• Entries supplied:
────────

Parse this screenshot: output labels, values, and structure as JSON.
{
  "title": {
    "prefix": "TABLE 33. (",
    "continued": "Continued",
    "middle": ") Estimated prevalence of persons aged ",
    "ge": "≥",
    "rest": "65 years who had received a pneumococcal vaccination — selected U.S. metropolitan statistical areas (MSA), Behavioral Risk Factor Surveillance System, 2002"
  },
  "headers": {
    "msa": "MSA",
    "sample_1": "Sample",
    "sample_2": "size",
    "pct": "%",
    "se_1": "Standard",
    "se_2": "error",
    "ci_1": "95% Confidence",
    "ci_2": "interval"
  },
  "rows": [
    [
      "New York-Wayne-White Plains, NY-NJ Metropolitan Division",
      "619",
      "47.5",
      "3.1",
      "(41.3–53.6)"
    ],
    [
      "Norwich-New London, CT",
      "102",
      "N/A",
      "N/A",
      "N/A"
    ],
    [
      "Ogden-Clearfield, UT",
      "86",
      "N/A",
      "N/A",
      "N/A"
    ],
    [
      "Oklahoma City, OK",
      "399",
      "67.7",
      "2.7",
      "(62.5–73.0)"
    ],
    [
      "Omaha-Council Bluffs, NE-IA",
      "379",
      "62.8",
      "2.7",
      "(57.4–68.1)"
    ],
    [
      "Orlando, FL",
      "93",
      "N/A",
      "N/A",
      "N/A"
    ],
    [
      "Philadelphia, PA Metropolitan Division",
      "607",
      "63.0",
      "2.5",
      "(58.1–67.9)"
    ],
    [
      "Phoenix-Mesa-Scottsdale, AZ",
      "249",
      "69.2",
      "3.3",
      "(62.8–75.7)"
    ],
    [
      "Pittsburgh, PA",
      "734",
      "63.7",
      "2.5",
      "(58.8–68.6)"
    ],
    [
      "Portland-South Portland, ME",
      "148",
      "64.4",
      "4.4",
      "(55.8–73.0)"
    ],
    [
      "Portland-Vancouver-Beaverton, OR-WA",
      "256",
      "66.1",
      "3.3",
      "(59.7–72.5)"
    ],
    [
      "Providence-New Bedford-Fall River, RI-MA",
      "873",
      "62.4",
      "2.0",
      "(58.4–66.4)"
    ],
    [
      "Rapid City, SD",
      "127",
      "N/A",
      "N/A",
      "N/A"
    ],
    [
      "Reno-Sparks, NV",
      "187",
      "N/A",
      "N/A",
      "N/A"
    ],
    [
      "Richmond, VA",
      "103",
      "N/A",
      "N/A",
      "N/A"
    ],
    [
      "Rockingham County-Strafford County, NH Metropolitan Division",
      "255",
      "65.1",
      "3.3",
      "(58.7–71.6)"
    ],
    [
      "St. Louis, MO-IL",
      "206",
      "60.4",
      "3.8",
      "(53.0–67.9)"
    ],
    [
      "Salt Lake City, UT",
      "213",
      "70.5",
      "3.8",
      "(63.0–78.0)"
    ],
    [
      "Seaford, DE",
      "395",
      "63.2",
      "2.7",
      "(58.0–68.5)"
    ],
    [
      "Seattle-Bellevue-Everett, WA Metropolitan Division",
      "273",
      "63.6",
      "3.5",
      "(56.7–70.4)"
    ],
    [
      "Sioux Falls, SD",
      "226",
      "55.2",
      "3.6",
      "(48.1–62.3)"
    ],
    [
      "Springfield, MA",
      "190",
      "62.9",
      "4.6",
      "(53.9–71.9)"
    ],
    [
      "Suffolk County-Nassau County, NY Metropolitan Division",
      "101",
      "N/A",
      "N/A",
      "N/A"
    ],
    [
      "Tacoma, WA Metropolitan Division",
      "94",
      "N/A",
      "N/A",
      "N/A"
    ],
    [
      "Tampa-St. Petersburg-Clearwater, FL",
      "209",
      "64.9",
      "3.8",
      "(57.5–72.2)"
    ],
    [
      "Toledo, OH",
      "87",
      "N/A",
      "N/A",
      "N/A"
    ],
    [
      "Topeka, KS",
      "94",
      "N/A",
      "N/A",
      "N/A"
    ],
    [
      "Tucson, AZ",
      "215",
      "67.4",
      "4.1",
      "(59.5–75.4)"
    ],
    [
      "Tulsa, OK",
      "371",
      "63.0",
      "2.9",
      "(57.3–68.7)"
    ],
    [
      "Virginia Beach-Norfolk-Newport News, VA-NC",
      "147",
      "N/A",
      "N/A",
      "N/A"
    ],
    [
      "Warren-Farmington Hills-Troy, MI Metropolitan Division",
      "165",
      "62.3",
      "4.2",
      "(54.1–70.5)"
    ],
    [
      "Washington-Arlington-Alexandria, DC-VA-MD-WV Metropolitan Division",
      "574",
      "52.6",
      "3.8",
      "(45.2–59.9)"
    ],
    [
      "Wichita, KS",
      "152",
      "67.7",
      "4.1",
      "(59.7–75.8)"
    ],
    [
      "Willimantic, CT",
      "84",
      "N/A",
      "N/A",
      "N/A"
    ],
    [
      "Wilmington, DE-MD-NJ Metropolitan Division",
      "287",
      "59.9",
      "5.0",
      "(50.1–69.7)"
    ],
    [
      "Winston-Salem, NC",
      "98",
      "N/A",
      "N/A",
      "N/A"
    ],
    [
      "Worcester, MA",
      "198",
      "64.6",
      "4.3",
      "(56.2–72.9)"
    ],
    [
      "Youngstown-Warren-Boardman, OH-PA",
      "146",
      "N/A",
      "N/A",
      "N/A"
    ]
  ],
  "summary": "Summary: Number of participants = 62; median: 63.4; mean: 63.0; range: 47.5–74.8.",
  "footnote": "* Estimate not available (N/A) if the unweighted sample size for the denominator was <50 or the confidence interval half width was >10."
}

────────

• Work required:
Extract the full listing above without altering anything.

• Reply to the task:
Parse this screenshot: output labels, values, and structure as JSON.
{
  "title": {
    "prefix": "TABLE 33. (",
    "continued": "Continued",
    "middle": ") Estimated prevalence of persons aged ",
    "ge": "≥",
    "rest": "65 years who had received a pneumococcal vaccination — selected U.S. metropolitan statistical areas (MSA), Behavioral Risk Factor Surveillance System, 2002"
  },
  "headers": {
    "msa": "MSA",
    "sample_1": "Sample",
    "sample_2": "size",
    "pct": "%",
    "se_1": "Standard",
    "se_2": "error",
    "ci_1": "95% Confidence",
    "ci_2": "interval"
  },
  "rows": [
    [
      "New York-Wayne-White Plains, NY-NJ Metropolitan Division",
      "619",
      "47.5",
      "3.1",
      "(41.3–53.6)"
    ],
    [
      "Norwich-New London, CT",
      "102",
      "N/A",
      "N/A",
      "N/A"
    ],
    [
      "Ogden-Clearfield, UT",
      "86",
      "N/A",
      "N/A",
      "N/A"
    ],
    [
      "Oklahoma City, OK",
      "399",
      "67.7",
      "2.7",
      "(62.5–73.0)"
    ],
    [
      "Omaha-Council Bluffs, NE-IA",
      "379",
      "62.8",
      "2.7",
      "(57.4–68.1)"
    ],
    [
      "Orlando, FL",
      "93",
      "N/A",
      "N/A",
      "N/A"
    ],
    [
      "Philadelphia, PA Metropolitan Division",
      "607",
      "63.0",
      "2.5",
      "(58.1–67.9)"
    ],
    [
      "Phoenix-Mesa-Scottsdale, AZ",
      "249",
      "69.2",
      "3.3",
      "(62.8–75.7)"
    ],
    [
      "Pittsburgh, PA",
      "734",
      "63.7",
      "2.5",
      "(58.8–68.6)"
    ],
    [
      "Portland-South Portland, ME",
      "148",
      "64.4",
      "4.4",
      "(55.8–73.0)"
    ],
    [
      "Portland-Vancouver-Beaverton, OR-WA",
      "256",
      "66.1",
      "3.3",
      "(59.7–72.5)"
    ],
    [
      "Providence-New Bedford-Fall River, RI-MA",
      "873",
      "62.4",
      "2.0",
      "(58.4–66.4)"
    ],
    [
      "Rapid City, SD",
      "127",
      "N/A",
      "N/A",
      "N/A"
    ],
    [
      "Reno-Sparks, NV",
      "187",
      "N/A",
      "N/A",
      "N/A"
    ],
    [
      "Richmond, VA",
      "103",
      "N/A",
      "N/A",
      "N/A"
    ],
    [
      "Rockingham County-Strafford County, NH Metropolitan Division",
      "255",
      "65.1",
      "3.3",
      "(58.7–71.6)"
    ],
    [
      "St. Louis, MO-IL",
      "206",
      "60.4",
      "3.8",
      "(53.0–67.9)"
    ],
    [
      "Salt Lake City, UT",
      "213",
      "70.5",
      "3.8",
      "(63.0–78.0)"
    ],
    [
      "Seaford, DE",
      "395",
      "63.2",
      "2.7",
      "(58.0–68.5)"
    ],
    [
      "Seattle-Bellevue-Everett, WA Metropolitan Division",
      "273",
      "63.6",
      "3.5",
      "(56.7–70.4)"
    ],
    [
      "Sioux Falls, SD",
      "226",
      "55.2",
      "3.6",
      "(48.1–62.3)"
    ],
    [
      "Springfield, MA",
      "190",
      "62.9",
      "4.6",
      "(53.9–71.9)"
    ],
    [
      "Suffolk County-Nassau County, NY Metropolitan Division",
      "101",
      "N/A",
      "N/A",
      "N/A"
    ],
    [
      "Tacoma, WA Metropolitan Division",
      "94",
      "N/A",
      "N/A",
      "N/A"
    ],
    [
      "Tampa-St. Petersburg-Clearwater, FL",
      "209",
      "64.9",
      "3.8",
      "(57.5–72.2)"
    ],
    [
      "Toledo, OH",
      "87",
      "N/A",
      "N/A",
      "N/A"
    ],
    [
      "Topeka, KS",
      "94",
      "N/A",
      "N/A",
      "N/A"
    ],
    [
      "Tucson, AZ",
      "215",
      "67.4",
      "4.1",
      "(59.5–75.4)"
    ],
    [
      "Tulsa, OK",
      "371",
      "63.0",
      "2.9",
      "(57.3–68.7)"
    ],
    [
      "Virginia Beach-Norfolk-Newport News, VA-NC",
      "147",
      "N/A",
      "N/A",
      "N/A"
    ],
    [
      "Warren-Farmington Hills-Troy, MI Metropolitan Division",
      "165",
      "62.3",
      "4.2",
      "(54.1–70.5)"
    ],
    [
      "Washington-Arlington-Alexandria, DC-VA-MD-WV Metropolitan Division",
      "574",
      "52.6",
      "3.8",
      "(45.2–59.9)"
    ],
    [
      "Wichita, KS",
      "152",
      "67.7",
      "4.1",
      "(59.7–75.8)"
    ],
    [
      "Willimantic, CT",
      "84",
      "N/A",
      "N/A",
      "N/A"
    ],
    [
      "Wilmington, DE-MD-NJ Metropolitan Division",
      "287",
      "59.9",
      "5.0",
      "(50.1–69.7)"
    ],
    [
      "Winston-Salem, NC",
      "98",
      "N/A",
      "N/A",
      "N/A"
    ],
    [
      "Worcester, MA",
      "198",
      "64.6",
      "4.3",
      "(56.2–72.9)"
    ],
    [
      "Youngstown-Warren-Boardman, OH-PA",
      "146",
      "N/A",
      "N/A",
      "N/A"
    ]
  ],
  "summary": "Summary: Number of participants = 62; median: 63.4; mean: 63.0; range: 47.5–74.8.",
  "footnote": "* Estimate not available (N/A) if the unweighted sample size for the denominator was <50 or the confidence interval half width was >10."
}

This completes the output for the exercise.